INPUT FOR THIS TASK:

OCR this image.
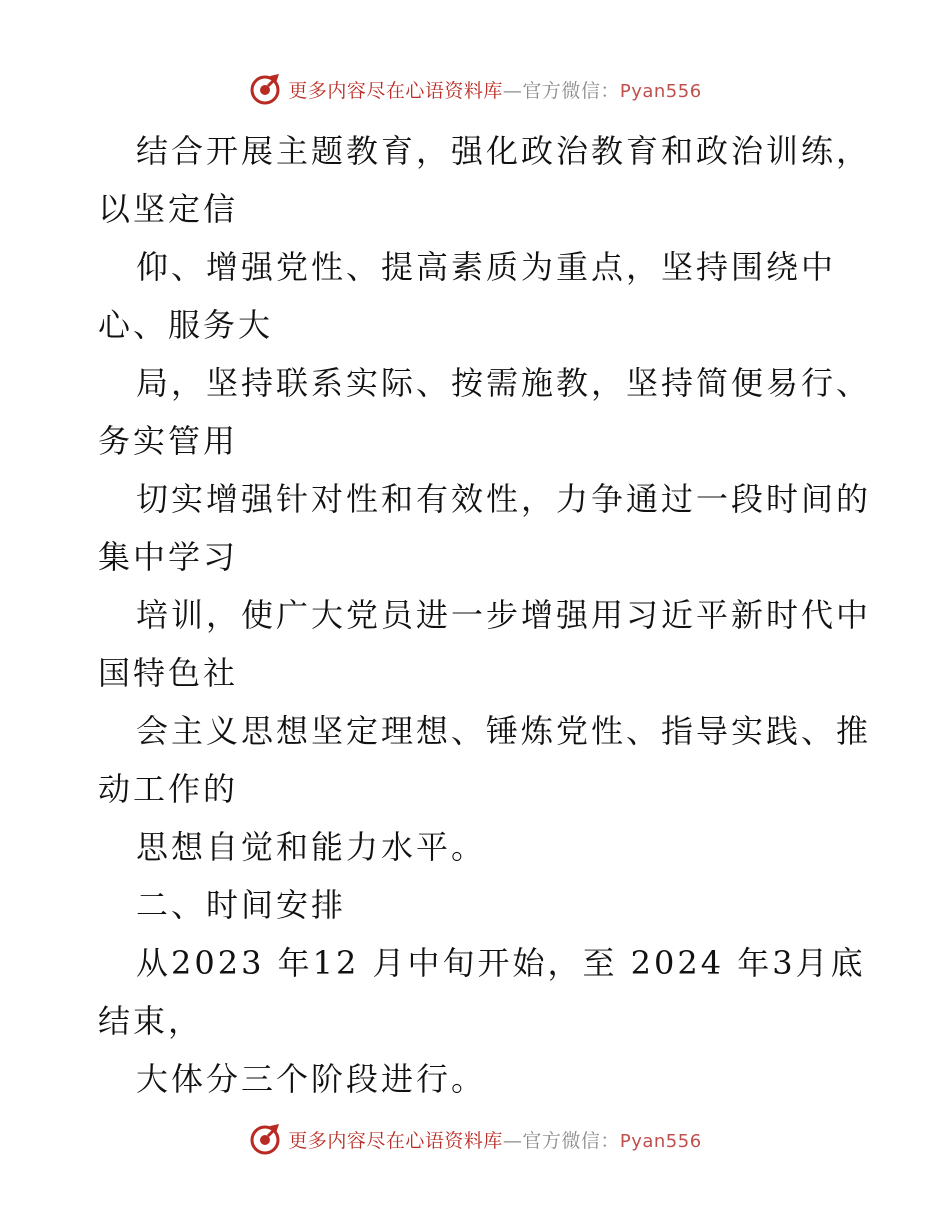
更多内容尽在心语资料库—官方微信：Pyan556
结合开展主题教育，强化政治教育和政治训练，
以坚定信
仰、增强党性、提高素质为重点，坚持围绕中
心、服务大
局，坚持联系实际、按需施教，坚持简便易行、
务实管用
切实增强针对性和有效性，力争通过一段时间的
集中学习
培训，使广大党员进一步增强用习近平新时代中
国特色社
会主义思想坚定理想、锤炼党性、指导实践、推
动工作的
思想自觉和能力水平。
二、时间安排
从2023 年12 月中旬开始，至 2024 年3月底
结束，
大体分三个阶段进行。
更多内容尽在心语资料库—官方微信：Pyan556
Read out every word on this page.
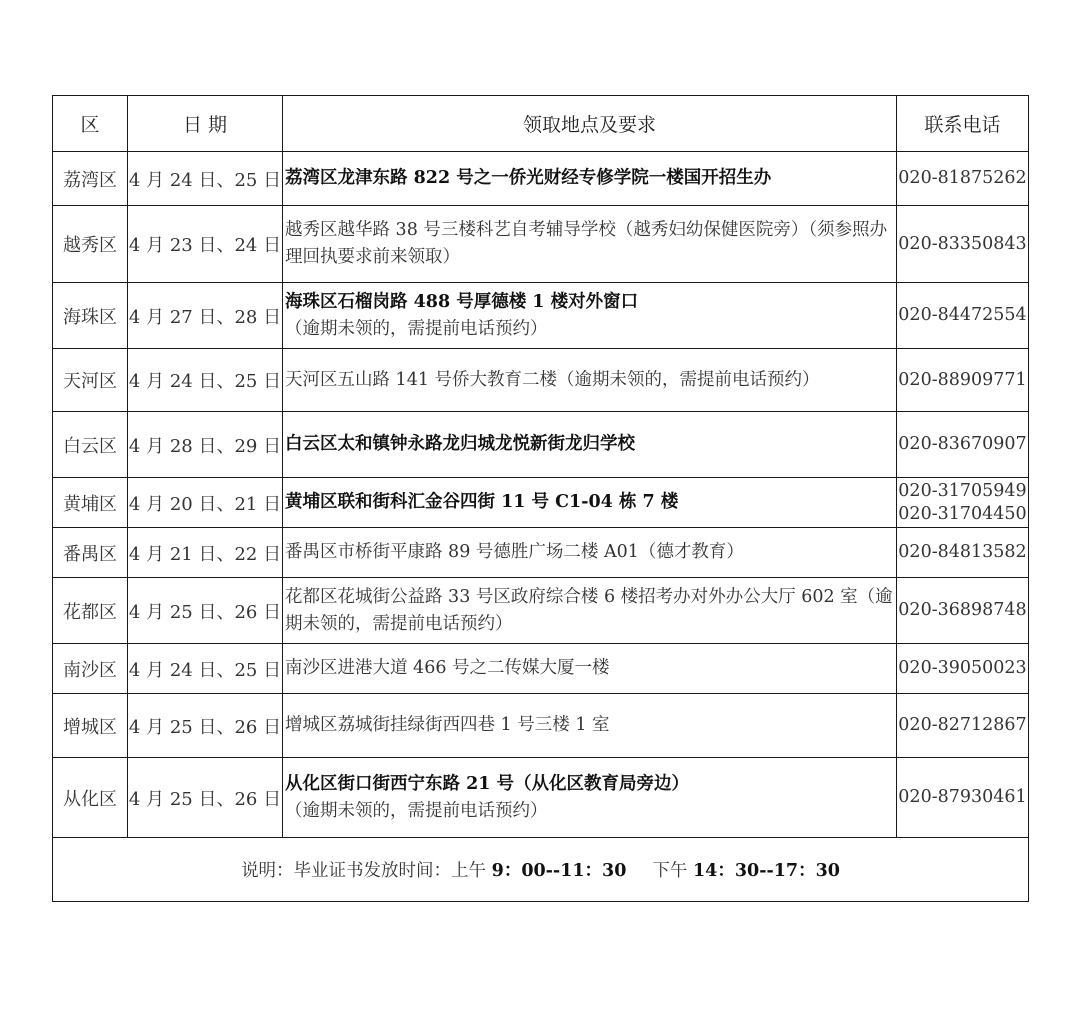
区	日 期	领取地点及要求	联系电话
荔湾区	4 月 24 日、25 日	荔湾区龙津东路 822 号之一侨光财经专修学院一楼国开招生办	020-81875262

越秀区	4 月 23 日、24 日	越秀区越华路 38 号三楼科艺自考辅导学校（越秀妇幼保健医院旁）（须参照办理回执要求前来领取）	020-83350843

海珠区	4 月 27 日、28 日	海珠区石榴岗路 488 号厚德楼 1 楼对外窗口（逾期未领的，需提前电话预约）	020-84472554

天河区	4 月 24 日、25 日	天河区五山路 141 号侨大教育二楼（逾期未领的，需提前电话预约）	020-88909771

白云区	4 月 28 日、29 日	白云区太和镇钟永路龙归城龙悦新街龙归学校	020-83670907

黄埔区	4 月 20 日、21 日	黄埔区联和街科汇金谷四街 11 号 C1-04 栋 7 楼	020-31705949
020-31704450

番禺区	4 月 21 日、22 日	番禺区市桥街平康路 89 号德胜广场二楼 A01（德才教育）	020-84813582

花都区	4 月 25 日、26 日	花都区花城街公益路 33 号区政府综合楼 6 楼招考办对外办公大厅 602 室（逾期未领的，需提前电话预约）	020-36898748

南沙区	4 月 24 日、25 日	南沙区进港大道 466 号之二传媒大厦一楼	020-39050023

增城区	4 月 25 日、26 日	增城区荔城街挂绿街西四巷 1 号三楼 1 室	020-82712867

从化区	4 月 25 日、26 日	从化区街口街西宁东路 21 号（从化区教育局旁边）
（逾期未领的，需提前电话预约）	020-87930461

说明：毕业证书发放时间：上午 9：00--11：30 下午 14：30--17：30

* * *

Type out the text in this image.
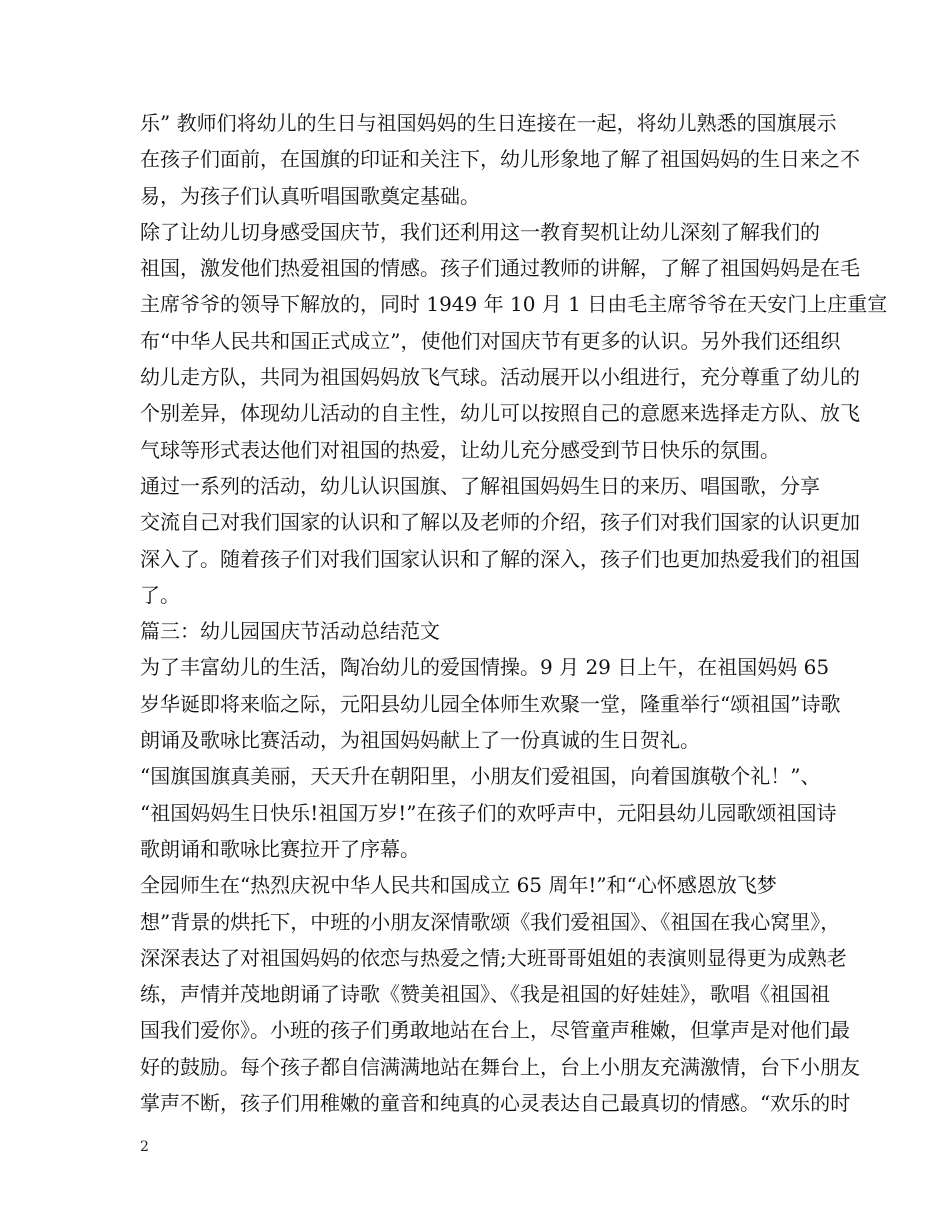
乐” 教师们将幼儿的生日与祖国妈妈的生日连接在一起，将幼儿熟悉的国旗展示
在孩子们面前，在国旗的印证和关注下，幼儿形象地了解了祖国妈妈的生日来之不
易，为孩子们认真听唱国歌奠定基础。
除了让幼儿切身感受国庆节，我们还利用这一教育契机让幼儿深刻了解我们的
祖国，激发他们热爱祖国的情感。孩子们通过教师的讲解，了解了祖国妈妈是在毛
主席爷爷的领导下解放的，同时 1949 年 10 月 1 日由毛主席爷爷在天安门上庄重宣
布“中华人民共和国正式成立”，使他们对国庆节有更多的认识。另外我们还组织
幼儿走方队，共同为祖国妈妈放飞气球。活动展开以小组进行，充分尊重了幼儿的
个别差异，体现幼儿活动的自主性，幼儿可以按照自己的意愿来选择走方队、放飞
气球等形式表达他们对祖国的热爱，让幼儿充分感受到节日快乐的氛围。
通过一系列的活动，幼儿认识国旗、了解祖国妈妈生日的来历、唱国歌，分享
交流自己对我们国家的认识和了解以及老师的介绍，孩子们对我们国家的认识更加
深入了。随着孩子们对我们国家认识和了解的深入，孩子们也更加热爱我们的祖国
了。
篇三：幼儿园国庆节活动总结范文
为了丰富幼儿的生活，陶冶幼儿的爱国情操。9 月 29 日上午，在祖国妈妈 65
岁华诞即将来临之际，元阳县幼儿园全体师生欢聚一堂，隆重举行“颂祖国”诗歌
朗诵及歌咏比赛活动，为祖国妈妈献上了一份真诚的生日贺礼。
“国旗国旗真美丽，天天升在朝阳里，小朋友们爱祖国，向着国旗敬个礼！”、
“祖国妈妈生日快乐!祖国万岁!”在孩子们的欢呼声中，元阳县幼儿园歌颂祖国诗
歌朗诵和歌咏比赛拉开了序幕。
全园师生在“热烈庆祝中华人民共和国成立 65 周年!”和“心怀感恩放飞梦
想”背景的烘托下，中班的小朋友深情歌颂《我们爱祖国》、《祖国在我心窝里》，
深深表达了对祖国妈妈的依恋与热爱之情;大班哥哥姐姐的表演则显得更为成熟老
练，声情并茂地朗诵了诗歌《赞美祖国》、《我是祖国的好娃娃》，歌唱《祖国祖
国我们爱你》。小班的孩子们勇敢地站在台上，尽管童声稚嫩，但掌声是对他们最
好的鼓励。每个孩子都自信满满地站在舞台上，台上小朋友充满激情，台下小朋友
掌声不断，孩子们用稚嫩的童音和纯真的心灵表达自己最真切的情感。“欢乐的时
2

GIVEN REQUEST: Collect every line above that contains the word "需提前电话预约".

RESPONSE:
海珠区	4 月 27 日、28 日	海珠区石榴岗路 488 号厚德楼 1 楼对外窗口（逾期未领的，需提前电话预约）	020-84472554
天河区	4 月 24 日、25 日	天河区五山路 141 号侨大教育二楼（逾期未领的，需提前电话预约）	020-88909771
花都区	4 月 25 日、26 日	花都区花城街公益路 33 号区政府综合楼 6 楼招考办对外办公大厅 602 室（逾期未领的，需提前电话预约）	020-36898748
（逾期未领的，需提前电话预约）	020-87930461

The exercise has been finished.